◆ **Document**:
The transition from the protected indoor environment to the great outdoors should be gradual. This process is called "hardening off."

The Hardening Off Process

When the risk of frost has passed and nighttime temperatures are consistently above 50°F, start by placing your pots in a sheltered, shady spot outside for a few hours during the day. Bring them back inside at night. Over the course of 7 to 10 days, gradually increase their time outdoors and their exposure to dappled sunlight. This toughens the leaf cuticles and prevents the leaves from scorching or wilting.

Final Planting

Once hardened off, you can move your begonias into their permanent summer containers. If you started them in small individual pots, gently transplant them into your hanging baskets or window boxes.

Be careful when handling the plants, as begonia stems and leaves are quite brittle and can snap easily. If a stem does break, don't worry—the plant will usually sprout new growth from that point relatively quickly.

Designing with Trailing Begonias

Trailing begonias are versatile enough to work in many different garden styles. Because they thrive in partial shade, they are the perfect solution for areas where sun-loving annuals might struggle.

Color Combinations

Trailing begonias come in a stunning array of colors, from crisp whites and soft pinks to fiery oranges and deep reds. You can create a monochromatic look by planting several tubers of the same variety, such as "Cascade Red," for a bold statement. Alternatively, mix complementary colors like yellow and orange for a warm, tropical feel.

Companion Plants

While trailing begonias are beautiful on their own, they also play well with others. Consider pairing them with foliage plants that enjoy similar conditions.

  • Coleus: The vibrant leaves of coleus provide a great backdrop for begonia blooms.
  • Ferns: The delicate texture of ferns contrasts beautifully with the waxy leaves and heavy flowers of begonias.

◆ **Exercises**:
1. List every section heading in the trailing begonia guide.
2. According to the trailing begonia guide, over how many days should the plants' time outdoors be gradually increased?
3. Write the next part of the trailing begonia guide, picking up right after its final line.

◆ **Information provided**:
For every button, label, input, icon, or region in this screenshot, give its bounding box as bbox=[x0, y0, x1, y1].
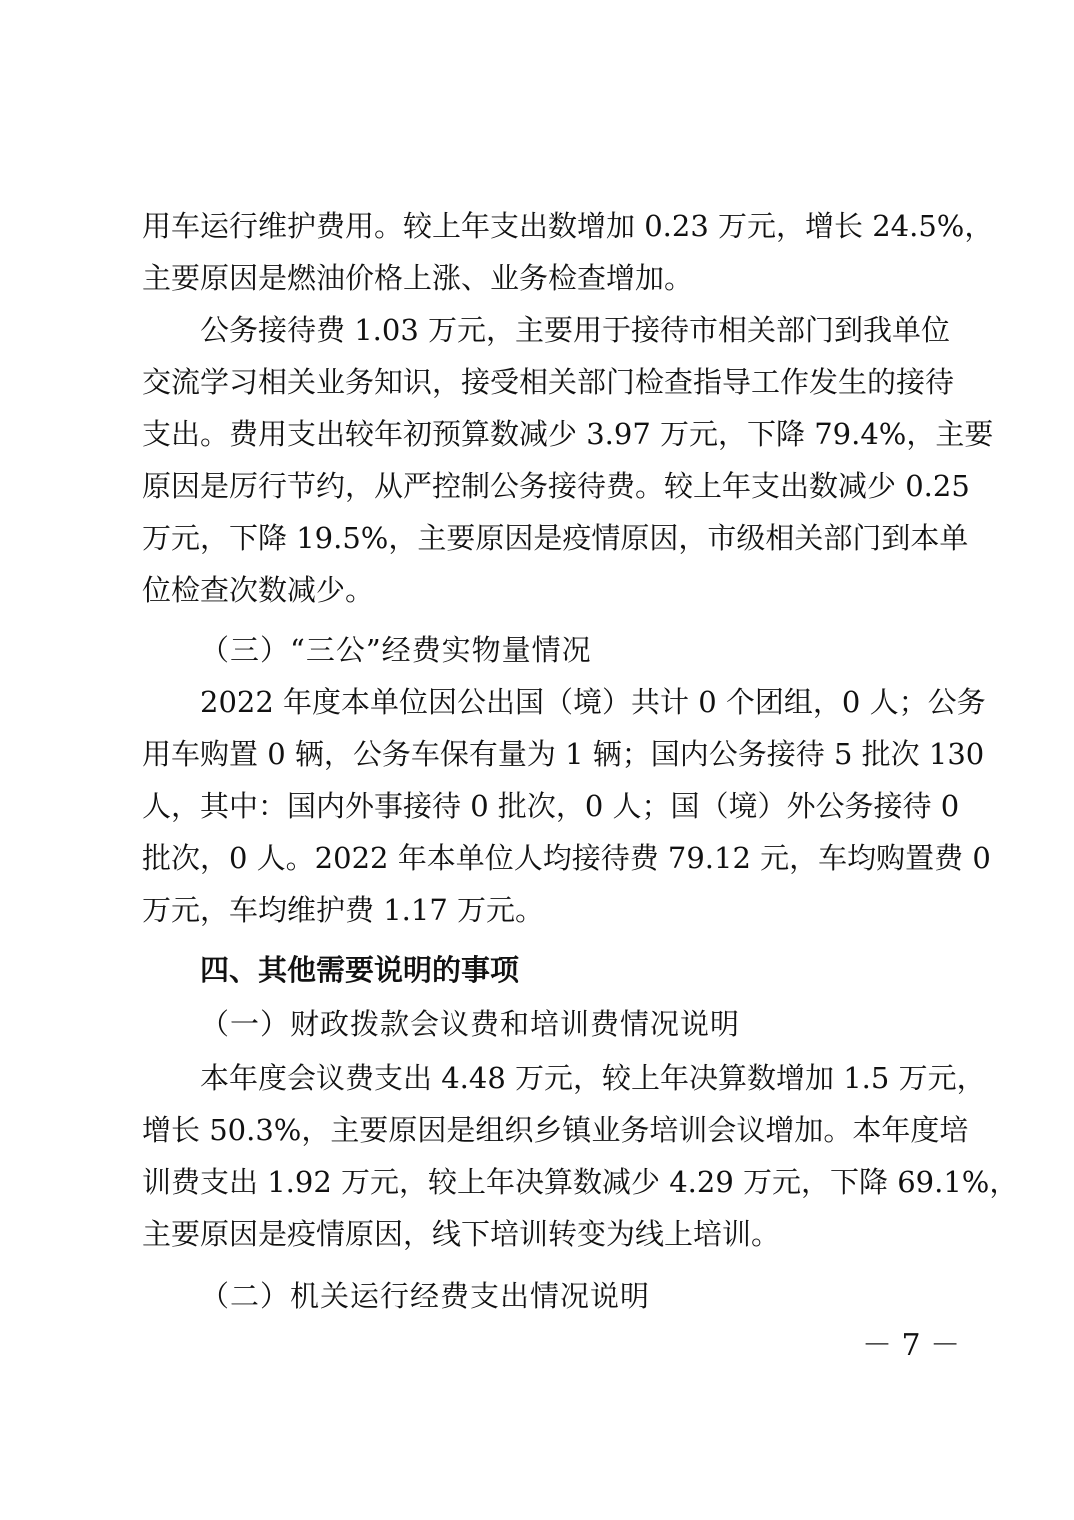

◆ **Task-by-task outputs**:
1.
The Hardening Off Process
Final Planting
Designing with Trailing Begonias
Color Combinations
Companion Plants

2. 7 to 10 days.

3.
  • Lobelia: The tiny, often blue flowers of lobelia can fill in the gaps between begonia stems for a layered look.
  • Creeping Jenny: This trailing foliage plant adds a pop of chartreuse that brightens up shaded areas.

Summer Maintenance for Maximum Blooms

To keep your trailing begonias looking their best through the heat of summer, a little routine maintenance goes a long way. These plants are "heavy feeders," meaning they need regular nutrients to keep producing those large, double flowers.

Fertilizing for Success

Start a feeding schedule about two to four weeks after you move your plants outdoors. Use a liquid fertilizer that is high in potassium—often sold as "tomato food" or "bloom booster." Potassium is the key nutrient that encourages flower production. Apply the fertilizer according to the label instructions, typically once every week or two.

Water Management

Hanging baskets and containers dry out much faster than garden beds. In the peak of summer, you may need to water your trailing begonias every day. The best time to water is early morning or evening when temperatures are cooler.

Always check the soil moisture with your finger. If the top inch is dry, it’s time to water. Avoid letting the soil dry out to the point where the plant wilts, as this stresses the begonias and can cause them to drop their flower buds.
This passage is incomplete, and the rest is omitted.